__TASK STATEMENT__: Output the material exactly, but drop every image it holds.

### MATERIAL TO PROCESS ###

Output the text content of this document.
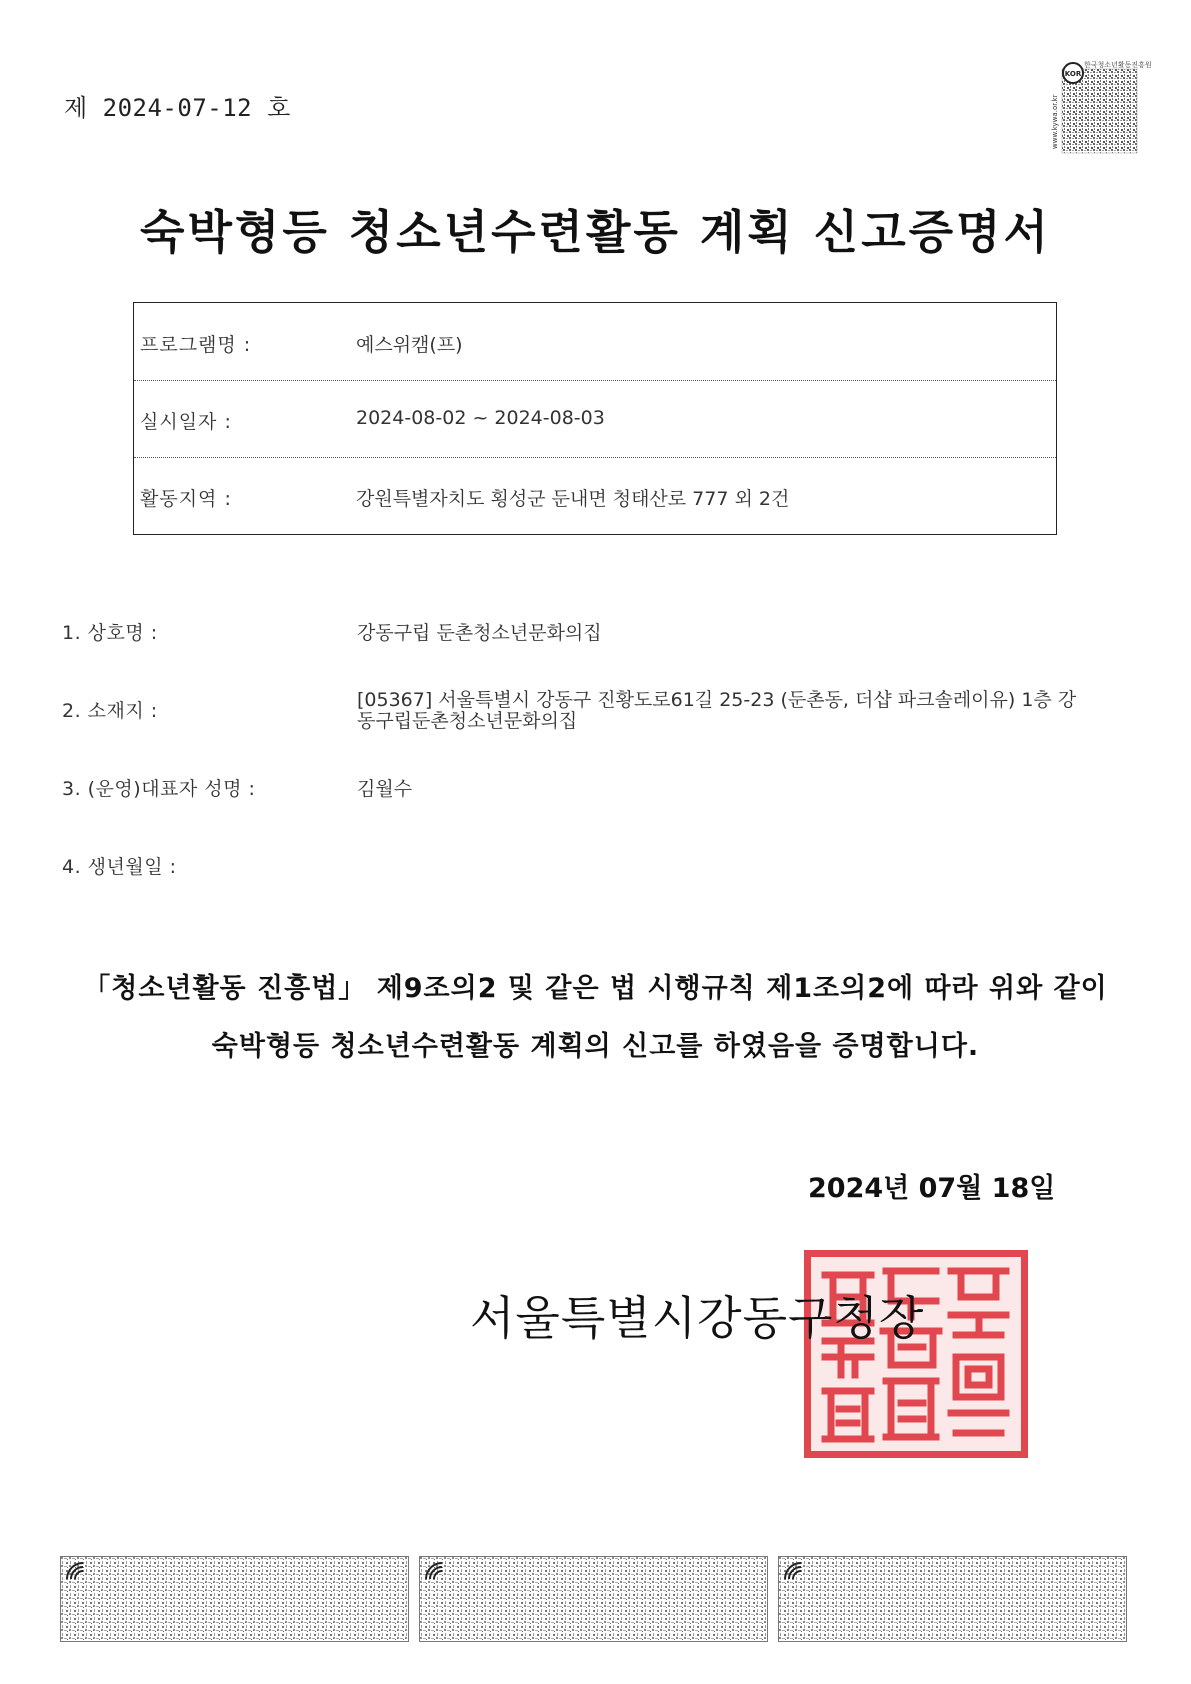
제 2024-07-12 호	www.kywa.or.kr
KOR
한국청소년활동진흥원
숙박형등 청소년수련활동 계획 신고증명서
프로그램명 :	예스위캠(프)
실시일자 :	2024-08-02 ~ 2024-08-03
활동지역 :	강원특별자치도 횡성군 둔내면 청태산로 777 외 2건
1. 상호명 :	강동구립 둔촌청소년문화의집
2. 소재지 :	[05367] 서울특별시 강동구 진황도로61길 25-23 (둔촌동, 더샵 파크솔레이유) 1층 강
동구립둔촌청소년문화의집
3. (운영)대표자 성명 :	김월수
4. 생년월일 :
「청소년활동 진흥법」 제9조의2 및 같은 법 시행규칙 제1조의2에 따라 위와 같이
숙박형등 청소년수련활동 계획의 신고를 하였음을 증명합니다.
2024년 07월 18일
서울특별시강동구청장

###

__FINAL ANSWER__:
Output the text content of this document.
제 2024-07-12 호	www.kywa.or.kr
KOR
한국청소년활동진흥원
숙박형등 청소년수련활동 계획 신고증명서
프로그램명 :	예스위캠(프)
실시일자 :	2024-08-02 ~ 2024-08-03
활동지역 :	강원특별자치도 횡성군 둔내면 청태산로 777 외 2건
1. 상호명 :	강동구립 둔촌청소년문화의집
2. 소재지 :	[05367] 서울특별시 강동구 진황도로61길 25-23 (둔촌동, 더샵 파크솔레이유) 1층 강
동구립둔촌청소년문화의집
3. (운영)대표자 성명 :	김월수
4. 생년월일 :
「청소년활동 진흥법」 제9조의2 및 같은 법 시행규칙 제1조의2에 따라 위와 같이
숙박형등 청소년수련활동 계획의 신고를 하였음을 증명합니다.
2024년 07월 18일
서울특별시강동구청장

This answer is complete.